Count every line that has the word "échographie" in it; give no more than the number.
--
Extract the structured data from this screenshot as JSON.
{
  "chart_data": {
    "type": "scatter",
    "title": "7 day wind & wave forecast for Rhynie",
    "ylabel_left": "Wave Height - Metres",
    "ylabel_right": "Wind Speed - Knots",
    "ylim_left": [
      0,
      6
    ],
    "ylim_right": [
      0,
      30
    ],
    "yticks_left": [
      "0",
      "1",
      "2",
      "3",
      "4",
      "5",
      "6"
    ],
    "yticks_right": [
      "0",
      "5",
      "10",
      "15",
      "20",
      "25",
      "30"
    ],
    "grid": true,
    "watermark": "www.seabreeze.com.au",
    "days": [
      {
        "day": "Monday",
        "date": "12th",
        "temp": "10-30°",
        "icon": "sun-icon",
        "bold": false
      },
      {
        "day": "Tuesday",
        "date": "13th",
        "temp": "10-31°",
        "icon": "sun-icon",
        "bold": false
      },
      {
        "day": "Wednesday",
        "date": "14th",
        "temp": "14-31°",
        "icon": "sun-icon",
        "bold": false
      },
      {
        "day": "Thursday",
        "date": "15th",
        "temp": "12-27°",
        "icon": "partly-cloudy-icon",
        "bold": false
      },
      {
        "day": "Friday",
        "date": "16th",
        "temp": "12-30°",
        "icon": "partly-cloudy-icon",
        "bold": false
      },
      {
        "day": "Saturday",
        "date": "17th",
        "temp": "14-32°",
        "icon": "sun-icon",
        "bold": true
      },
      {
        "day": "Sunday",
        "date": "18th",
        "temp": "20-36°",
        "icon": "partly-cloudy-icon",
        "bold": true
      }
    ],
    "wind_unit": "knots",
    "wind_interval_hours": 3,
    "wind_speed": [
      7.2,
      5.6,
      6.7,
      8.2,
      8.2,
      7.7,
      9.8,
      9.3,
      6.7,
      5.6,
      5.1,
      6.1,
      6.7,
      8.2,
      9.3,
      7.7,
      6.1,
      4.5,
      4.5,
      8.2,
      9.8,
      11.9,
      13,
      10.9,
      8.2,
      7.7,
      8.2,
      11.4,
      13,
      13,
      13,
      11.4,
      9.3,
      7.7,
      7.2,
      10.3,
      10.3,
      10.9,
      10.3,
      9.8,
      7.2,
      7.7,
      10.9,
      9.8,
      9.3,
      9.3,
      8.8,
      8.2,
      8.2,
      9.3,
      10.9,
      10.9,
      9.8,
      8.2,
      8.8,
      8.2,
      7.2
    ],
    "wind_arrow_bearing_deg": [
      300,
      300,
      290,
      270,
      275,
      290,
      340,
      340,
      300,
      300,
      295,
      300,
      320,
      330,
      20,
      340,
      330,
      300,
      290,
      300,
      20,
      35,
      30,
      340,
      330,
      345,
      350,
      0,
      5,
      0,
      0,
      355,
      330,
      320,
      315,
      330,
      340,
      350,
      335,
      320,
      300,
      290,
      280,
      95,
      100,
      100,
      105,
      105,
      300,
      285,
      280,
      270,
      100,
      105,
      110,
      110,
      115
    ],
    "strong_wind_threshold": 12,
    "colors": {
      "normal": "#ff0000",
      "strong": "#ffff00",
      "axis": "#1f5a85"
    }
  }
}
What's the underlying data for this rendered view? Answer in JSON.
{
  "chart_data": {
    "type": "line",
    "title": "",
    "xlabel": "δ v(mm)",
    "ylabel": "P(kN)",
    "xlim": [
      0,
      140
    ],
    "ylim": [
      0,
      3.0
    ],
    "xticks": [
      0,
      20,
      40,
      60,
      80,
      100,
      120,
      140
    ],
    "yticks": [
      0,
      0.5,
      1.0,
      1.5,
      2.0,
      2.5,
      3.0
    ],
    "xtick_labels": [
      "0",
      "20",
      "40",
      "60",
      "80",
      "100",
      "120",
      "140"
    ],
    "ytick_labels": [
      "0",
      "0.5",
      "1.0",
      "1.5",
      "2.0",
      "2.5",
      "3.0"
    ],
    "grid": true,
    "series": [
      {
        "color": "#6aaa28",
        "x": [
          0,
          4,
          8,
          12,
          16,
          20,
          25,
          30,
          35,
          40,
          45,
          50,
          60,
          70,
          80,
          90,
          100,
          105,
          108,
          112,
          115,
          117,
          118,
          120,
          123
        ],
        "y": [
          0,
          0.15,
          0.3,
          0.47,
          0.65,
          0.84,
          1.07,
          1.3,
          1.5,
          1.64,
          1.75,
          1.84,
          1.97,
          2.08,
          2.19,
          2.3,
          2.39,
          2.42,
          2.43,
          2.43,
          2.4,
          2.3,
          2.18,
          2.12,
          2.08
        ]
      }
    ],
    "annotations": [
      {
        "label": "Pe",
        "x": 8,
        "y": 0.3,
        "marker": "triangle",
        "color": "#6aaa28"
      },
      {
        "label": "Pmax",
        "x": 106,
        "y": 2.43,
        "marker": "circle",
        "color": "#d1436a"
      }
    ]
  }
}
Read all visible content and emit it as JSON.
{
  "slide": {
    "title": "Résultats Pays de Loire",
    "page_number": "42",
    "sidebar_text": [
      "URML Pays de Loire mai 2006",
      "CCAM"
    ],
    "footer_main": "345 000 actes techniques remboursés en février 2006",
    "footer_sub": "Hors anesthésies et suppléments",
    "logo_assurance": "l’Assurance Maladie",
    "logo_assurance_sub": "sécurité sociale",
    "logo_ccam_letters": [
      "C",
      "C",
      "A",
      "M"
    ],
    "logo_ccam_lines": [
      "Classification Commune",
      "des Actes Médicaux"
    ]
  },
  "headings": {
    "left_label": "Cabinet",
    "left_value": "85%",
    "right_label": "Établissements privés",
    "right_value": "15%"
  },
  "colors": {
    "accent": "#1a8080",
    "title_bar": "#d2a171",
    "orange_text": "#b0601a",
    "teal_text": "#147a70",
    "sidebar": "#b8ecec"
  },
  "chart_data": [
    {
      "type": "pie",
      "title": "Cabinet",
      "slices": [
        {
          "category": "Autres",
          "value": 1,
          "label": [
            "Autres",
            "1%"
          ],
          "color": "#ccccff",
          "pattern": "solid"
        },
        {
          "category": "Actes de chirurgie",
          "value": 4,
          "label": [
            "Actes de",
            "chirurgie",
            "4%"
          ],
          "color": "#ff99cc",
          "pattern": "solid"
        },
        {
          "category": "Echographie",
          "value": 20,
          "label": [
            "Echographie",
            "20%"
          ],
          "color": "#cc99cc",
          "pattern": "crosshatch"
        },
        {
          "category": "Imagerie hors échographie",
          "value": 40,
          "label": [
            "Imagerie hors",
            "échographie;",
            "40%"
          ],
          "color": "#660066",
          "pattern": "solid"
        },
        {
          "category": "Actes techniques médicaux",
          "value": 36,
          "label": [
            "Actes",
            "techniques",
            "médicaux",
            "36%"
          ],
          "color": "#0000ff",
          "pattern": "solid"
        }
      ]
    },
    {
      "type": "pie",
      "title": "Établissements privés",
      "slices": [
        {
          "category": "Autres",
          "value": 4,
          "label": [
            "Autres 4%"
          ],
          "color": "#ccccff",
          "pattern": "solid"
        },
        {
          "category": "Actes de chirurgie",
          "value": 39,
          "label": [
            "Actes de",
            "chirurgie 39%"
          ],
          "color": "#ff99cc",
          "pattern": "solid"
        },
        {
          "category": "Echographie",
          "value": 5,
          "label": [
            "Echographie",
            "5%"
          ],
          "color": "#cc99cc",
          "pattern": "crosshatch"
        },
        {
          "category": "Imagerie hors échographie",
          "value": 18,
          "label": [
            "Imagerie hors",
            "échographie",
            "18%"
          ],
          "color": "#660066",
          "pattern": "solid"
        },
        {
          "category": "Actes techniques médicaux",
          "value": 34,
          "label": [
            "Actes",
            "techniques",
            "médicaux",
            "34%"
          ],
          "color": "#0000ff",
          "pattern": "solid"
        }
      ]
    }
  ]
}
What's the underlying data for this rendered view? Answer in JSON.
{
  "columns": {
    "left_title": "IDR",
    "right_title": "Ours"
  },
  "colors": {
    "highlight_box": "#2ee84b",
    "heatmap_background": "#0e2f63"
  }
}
--
Task answer: 4